Objective
Locate all lines in the data below that hold "name" and show them.

Exercise input

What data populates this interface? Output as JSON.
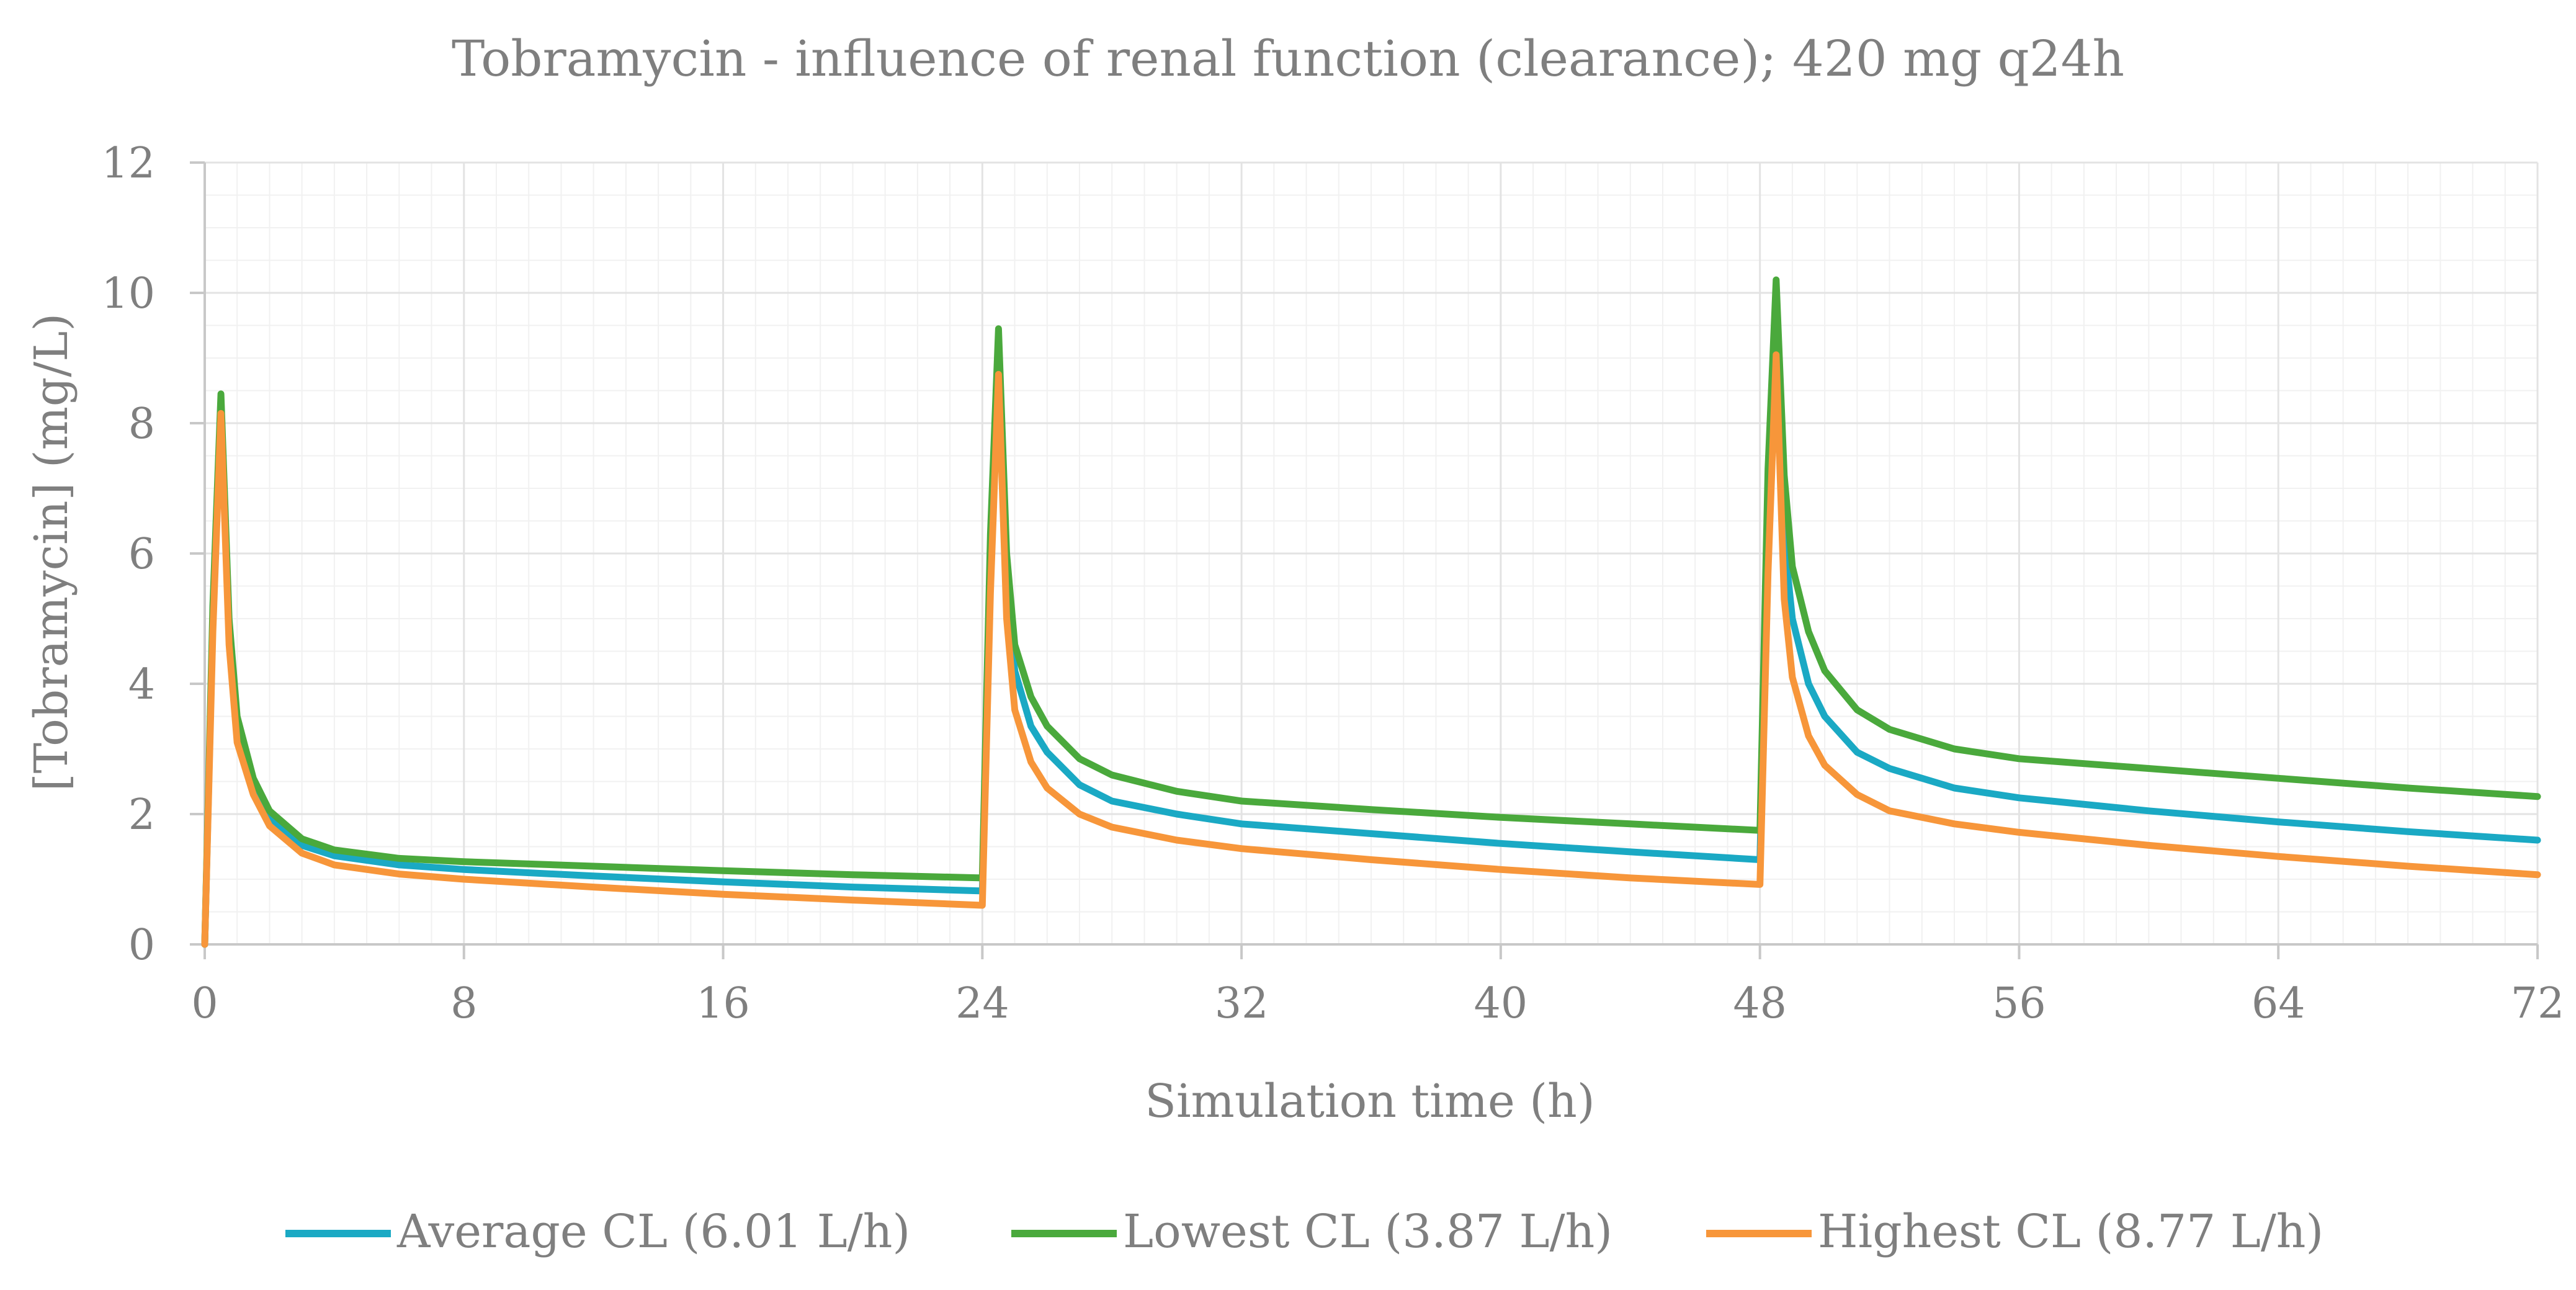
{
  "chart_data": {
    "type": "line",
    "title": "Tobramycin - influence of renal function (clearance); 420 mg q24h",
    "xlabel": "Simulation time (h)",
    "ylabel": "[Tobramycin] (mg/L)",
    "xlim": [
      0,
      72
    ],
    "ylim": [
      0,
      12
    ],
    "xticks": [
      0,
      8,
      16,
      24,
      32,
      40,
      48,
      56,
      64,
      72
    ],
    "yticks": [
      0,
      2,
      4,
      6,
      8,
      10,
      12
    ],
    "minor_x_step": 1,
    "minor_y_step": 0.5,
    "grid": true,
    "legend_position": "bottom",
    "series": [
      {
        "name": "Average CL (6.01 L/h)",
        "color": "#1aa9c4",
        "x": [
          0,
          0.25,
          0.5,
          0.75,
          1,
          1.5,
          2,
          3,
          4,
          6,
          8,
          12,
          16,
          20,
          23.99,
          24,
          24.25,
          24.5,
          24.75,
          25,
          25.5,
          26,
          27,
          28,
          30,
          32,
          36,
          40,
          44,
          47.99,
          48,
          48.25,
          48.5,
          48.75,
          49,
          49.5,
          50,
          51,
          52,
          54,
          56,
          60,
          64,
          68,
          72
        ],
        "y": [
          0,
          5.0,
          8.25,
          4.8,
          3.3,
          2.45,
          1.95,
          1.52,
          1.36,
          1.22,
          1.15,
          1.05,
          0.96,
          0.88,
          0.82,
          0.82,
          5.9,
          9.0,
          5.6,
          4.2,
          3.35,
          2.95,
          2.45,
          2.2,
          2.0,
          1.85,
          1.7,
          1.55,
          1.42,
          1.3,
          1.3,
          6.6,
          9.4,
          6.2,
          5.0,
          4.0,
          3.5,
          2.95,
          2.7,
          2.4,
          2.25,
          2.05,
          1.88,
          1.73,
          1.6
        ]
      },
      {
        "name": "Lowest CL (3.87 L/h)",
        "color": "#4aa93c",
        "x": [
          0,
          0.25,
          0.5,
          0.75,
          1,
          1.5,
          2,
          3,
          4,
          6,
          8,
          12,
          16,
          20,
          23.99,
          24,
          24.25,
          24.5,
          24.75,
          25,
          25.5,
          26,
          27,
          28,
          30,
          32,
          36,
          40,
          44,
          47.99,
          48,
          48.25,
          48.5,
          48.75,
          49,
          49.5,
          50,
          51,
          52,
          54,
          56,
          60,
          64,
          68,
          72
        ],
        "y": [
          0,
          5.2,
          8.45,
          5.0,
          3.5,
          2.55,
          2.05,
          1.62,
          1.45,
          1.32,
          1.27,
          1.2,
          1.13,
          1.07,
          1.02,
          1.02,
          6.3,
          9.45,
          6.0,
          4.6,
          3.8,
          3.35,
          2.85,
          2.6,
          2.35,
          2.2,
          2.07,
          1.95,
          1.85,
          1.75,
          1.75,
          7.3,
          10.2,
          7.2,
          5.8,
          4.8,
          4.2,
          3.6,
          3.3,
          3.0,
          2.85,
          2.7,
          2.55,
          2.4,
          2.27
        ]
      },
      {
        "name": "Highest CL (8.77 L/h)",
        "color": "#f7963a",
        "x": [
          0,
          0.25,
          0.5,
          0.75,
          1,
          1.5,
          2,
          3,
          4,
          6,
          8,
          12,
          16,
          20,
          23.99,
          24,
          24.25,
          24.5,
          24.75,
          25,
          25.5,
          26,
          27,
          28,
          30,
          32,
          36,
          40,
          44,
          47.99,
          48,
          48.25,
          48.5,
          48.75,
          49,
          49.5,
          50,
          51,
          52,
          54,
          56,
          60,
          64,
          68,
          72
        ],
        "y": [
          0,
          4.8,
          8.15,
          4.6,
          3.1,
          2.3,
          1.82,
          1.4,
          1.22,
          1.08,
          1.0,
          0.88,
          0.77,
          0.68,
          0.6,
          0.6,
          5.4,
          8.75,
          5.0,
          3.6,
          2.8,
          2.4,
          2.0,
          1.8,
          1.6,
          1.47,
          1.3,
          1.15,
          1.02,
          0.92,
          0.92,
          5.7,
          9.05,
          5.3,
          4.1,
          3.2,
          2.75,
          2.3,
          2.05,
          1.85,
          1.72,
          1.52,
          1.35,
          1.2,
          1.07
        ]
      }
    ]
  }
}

Written response
        "name": "Average CL (6.01 L/h)",
        "name": "Lowest CL (3.87 L/h)",
        "name": "Highest CL (8.77 L/h)",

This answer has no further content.